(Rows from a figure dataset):
════════════════════
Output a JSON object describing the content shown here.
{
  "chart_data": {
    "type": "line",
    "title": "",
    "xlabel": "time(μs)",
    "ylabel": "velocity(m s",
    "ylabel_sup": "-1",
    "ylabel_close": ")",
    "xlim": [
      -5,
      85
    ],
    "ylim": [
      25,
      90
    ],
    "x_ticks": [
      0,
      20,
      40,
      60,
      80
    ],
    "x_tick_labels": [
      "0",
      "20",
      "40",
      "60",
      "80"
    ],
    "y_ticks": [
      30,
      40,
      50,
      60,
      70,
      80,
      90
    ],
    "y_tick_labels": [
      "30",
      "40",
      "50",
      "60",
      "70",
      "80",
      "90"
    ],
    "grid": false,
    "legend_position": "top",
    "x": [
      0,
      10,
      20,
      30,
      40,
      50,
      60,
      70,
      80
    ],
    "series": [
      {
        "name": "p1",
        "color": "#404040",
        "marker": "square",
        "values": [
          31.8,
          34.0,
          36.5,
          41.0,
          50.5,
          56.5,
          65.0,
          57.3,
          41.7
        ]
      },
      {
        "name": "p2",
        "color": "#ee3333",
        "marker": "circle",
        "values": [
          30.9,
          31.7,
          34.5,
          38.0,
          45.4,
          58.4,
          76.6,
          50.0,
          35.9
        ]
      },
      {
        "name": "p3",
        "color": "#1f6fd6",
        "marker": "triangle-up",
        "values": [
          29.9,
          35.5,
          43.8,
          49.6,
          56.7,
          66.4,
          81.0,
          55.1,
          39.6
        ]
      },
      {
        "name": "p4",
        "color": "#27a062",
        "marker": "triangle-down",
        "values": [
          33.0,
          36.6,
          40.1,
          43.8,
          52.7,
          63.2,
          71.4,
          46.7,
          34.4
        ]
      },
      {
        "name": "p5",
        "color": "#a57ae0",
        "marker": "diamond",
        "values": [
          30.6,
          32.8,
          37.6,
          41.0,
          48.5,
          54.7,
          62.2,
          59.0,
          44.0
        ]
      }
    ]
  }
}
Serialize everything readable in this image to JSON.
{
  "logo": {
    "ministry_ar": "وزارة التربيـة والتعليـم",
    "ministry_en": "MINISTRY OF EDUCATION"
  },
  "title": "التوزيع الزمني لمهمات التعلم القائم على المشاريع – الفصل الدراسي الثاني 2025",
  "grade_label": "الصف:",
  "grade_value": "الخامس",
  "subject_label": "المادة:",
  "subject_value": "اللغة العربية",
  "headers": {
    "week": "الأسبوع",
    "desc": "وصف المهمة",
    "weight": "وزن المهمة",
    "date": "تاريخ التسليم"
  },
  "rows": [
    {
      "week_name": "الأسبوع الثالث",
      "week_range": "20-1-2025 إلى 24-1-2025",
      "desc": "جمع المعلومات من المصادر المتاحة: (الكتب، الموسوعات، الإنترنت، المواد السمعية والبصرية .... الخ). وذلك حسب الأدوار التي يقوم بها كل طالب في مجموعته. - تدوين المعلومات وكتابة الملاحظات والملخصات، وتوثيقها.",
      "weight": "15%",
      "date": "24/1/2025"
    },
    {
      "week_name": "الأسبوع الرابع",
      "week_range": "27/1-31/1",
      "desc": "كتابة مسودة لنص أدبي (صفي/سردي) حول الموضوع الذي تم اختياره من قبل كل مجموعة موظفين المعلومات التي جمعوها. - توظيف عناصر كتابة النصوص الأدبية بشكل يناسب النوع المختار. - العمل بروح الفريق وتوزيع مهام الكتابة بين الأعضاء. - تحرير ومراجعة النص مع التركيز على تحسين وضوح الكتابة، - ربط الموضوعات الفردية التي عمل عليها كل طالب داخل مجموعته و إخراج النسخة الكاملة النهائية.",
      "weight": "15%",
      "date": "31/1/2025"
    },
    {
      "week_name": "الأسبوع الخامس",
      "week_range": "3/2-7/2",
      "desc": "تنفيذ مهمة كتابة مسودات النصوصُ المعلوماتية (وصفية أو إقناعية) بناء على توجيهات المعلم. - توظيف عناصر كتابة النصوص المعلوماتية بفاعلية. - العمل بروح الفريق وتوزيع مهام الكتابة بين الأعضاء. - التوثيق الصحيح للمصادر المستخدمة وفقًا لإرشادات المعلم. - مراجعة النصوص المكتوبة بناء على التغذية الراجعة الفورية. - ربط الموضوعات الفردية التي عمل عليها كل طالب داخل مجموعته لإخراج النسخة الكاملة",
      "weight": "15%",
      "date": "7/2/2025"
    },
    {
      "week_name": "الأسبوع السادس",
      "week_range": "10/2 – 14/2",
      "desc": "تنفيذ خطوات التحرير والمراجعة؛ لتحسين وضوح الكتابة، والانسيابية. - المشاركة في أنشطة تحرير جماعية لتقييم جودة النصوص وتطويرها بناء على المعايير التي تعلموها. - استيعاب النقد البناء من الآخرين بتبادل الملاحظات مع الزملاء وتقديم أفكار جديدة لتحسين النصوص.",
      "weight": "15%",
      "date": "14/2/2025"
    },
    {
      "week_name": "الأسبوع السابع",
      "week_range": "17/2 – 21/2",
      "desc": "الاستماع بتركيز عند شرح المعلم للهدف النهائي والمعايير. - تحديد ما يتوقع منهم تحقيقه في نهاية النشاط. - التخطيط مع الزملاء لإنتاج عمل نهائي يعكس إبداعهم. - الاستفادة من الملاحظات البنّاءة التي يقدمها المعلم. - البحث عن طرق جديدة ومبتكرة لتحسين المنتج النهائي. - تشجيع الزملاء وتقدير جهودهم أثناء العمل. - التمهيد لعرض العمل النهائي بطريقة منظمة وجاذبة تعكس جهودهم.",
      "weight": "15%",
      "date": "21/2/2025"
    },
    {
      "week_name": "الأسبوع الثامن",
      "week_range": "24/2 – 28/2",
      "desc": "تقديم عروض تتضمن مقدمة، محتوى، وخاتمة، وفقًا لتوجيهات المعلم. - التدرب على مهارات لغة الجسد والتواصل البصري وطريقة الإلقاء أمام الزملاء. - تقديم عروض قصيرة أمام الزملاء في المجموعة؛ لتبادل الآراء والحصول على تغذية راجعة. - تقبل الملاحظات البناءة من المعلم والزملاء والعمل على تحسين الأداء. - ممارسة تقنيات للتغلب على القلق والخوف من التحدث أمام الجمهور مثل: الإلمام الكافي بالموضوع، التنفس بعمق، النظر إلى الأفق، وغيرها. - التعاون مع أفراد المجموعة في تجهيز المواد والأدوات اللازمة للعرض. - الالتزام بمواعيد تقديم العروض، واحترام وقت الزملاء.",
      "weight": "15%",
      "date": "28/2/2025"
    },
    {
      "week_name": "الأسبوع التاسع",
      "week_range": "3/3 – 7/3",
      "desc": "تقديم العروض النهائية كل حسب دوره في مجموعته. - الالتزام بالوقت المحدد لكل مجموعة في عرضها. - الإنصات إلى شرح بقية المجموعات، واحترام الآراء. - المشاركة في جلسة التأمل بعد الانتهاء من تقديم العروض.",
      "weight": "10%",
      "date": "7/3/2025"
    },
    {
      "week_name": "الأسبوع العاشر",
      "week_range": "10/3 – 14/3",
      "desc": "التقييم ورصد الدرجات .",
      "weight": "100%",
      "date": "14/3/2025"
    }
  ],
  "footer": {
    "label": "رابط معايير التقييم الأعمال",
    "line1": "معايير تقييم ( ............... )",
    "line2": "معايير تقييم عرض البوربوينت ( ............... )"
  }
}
════════════════════
(Aim of the task): Go through the entries above and pull out each line with "النهائية" in it.

(Exercise solution):
      "desc": "كتابة مسودة لنص أدبي (صفي/سردي) حول الموضوع الذي تم اختياره من قبل كل مجموعة موظفين المعلومات التي جمعوها. - توظيف عناصر كتابة النصوص الأدبية بشكل يناسب النوع المختار. - العمل بروح الفريق وتوزيع مهام الكتابة بين الأعضاء. - تحرير ومراجعة النص مع التركيز على تحسين وضوح الكتابة، - ربط الموضوعات الفردية التي عمل عليها كل طالب داخل مجموعته و إخراج النسخة الكاملة النهائية.",
      "desc": "تقديم العروض النهائية كل حسب دوره في مجموعته. - الالتزام بالوقت المحدد لكل مجموعة في عرضها. - الإنصات إلى شرح بقية المجموعات، واحترام الآراء. - المشاركة في جلسة التأمل بعد الانتهاء من تقديم العروض.",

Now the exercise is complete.